Identify each line below that contains the word "Flow", and copy it out.

=-=-=

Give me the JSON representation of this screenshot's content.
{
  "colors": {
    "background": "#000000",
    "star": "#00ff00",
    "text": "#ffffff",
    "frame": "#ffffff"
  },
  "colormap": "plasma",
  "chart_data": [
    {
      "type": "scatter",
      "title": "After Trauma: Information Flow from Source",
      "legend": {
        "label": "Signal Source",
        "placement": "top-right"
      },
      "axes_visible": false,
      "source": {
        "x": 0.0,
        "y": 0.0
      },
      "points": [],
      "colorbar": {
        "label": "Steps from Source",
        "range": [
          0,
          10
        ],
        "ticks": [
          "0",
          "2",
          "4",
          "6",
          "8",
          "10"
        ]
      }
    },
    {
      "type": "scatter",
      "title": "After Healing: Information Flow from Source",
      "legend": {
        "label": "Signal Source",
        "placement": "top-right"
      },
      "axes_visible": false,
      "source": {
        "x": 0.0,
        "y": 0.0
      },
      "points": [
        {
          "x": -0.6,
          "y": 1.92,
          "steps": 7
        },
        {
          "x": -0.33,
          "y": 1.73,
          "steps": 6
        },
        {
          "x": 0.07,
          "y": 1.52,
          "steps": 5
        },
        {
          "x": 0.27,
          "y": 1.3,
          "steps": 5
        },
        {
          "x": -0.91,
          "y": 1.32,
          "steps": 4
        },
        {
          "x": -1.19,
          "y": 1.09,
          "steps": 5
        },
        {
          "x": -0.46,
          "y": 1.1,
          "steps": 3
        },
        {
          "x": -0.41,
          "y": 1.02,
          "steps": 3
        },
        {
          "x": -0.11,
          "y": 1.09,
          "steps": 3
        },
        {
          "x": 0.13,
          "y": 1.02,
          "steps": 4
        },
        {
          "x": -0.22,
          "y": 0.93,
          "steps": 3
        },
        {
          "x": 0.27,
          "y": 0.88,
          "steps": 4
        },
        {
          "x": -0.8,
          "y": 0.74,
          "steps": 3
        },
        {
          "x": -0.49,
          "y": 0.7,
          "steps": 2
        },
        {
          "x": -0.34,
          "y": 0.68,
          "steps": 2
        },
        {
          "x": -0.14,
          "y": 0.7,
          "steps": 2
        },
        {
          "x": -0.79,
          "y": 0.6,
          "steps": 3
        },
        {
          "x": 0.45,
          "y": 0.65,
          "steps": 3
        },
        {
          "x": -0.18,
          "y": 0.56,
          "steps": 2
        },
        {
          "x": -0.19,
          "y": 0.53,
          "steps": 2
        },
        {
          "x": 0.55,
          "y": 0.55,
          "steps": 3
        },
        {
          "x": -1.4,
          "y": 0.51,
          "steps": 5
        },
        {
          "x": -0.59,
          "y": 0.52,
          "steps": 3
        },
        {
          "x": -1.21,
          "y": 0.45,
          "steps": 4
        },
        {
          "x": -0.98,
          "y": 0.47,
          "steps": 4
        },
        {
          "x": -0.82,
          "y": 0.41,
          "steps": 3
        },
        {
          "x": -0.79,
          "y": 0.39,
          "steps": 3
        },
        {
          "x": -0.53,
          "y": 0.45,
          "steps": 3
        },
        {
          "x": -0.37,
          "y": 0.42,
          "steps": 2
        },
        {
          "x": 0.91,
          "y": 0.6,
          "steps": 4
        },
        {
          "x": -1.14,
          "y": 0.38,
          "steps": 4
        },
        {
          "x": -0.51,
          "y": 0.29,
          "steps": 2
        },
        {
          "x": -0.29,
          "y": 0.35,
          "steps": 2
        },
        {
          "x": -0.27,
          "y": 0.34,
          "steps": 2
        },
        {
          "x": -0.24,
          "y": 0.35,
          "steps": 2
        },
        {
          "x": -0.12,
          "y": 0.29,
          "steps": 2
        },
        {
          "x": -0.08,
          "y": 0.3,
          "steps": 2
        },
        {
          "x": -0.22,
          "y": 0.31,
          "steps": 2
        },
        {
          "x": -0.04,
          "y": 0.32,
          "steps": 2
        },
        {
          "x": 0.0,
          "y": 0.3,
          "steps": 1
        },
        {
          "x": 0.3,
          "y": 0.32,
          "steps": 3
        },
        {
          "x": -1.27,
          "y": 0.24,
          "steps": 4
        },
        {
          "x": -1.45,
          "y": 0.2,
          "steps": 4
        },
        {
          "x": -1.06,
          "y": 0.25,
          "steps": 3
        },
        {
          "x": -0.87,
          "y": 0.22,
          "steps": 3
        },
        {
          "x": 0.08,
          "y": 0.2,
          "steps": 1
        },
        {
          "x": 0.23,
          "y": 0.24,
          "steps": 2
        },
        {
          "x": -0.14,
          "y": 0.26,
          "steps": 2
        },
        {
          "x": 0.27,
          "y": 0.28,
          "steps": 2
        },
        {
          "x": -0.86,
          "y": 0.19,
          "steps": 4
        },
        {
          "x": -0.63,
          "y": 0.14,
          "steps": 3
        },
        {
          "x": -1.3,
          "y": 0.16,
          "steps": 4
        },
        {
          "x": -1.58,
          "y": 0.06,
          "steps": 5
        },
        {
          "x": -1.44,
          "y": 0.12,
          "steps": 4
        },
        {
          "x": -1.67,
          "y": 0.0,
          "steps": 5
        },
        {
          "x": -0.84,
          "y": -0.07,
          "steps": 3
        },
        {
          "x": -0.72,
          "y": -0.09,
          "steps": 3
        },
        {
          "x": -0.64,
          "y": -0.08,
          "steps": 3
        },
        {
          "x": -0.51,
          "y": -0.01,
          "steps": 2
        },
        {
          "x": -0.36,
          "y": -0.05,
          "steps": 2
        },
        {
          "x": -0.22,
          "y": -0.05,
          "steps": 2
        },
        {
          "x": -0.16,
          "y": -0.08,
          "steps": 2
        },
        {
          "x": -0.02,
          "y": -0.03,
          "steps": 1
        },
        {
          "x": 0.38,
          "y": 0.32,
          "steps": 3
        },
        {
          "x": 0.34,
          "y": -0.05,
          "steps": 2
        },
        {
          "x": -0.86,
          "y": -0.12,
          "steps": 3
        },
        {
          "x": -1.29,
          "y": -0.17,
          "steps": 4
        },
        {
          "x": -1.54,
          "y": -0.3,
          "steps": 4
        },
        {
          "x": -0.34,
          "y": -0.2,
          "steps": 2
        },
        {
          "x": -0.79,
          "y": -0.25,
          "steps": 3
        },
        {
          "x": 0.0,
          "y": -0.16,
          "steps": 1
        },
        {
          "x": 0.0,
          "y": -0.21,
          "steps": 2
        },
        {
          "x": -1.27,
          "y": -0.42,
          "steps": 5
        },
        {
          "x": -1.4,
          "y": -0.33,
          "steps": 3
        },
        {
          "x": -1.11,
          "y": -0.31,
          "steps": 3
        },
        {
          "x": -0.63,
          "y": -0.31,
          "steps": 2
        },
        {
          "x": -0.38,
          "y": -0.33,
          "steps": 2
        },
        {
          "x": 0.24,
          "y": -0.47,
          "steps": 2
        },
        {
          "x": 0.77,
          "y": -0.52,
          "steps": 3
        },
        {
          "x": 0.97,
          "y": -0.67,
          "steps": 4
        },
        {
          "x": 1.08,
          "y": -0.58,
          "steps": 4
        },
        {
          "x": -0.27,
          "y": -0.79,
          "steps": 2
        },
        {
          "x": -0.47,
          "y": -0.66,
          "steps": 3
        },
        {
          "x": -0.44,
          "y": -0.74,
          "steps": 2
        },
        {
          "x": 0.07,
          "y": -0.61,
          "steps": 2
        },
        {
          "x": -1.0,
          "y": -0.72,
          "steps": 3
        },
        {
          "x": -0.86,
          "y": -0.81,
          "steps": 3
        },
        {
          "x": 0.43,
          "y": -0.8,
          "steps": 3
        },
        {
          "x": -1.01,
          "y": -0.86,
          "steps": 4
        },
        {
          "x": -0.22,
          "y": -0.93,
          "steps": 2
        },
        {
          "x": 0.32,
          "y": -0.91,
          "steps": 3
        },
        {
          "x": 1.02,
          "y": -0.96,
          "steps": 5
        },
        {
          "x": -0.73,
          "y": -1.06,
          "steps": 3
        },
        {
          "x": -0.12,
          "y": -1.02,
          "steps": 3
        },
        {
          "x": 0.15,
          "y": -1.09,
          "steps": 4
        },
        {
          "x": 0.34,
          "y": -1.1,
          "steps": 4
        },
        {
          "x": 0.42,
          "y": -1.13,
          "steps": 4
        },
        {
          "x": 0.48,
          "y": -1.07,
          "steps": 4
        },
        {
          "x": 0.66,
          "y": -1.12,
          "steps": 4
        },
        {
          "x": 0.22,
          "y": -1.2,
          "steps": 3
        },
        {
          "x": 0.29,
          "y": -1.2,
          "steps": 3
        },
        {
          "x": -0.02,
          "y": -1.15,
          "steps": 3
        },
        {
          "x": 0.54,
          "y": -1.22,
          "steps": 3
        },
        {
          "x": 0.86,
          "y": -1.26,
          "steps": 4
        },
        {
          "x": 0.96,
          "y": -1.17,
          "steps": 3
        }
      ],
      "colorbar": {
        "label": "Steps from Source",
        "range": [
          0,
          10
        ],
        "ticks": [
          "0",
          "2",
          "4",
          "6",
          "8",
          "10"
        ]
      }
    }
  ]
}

=-=-=

» **Exercise output**:
      "title": "After Trauma: Information Flow from Source",
      "title": "After Healing: Information Flow from Source",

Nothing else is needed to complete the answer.